◆ SOURCE TEXT:
────────

The only option that doesn't make Drupal Way Too Slow(tm) is #3: Write portable SQL where possible and submit bug reports where it hasn't been done. That's the approach that Drupal has taken, since doing more would be cost prohibitive.

If someone manages to come up with a brilliant solution that lets us do #1 without serious performance degradation, I'm all for it. However, I don't see that happening until Drupal 8, if ever. Database vendors need to get their act together and better standardize their SQL dialects.

Some problems we simply cannot solve on our own.

Comments

That fits with the Rasmus

That fits with the Rasmus Lerdorf-coined term for PHP's architecture of "Leaky Abstraction".
Nitpicking, I know, but I think that quote belongs to Joel Spolsky.

────────

◆ SUPPLIED DATA:
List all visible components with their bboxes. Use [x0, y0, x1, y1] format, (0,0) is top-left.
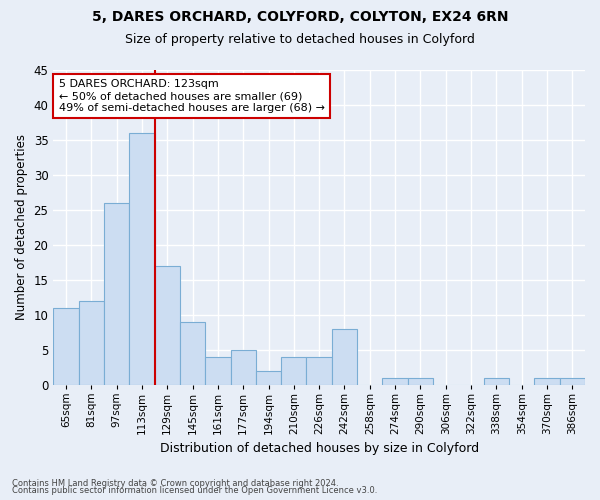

────────

◆ EXERCISES:
#1 Return the part of the Drupal forum text starting with "If someone manages" and going on through "their SQL dialects.".
#2 In the Drupal forum text, who does the last commenter say the quote about "Leaky Abstraction" really belongs to?
The data is separate from the Drupal forum text.

◆ TASK SOLUTIONS:
#1
If someone manages to come up with a brilliant solution that lets us do #1 without serious performance degradation, I'm all for it. However, I don't see that happening until Drupal 8, if ever. Database vendors need to get their act together and better standardize their SQL dialects.

#2 Joel Spolsky.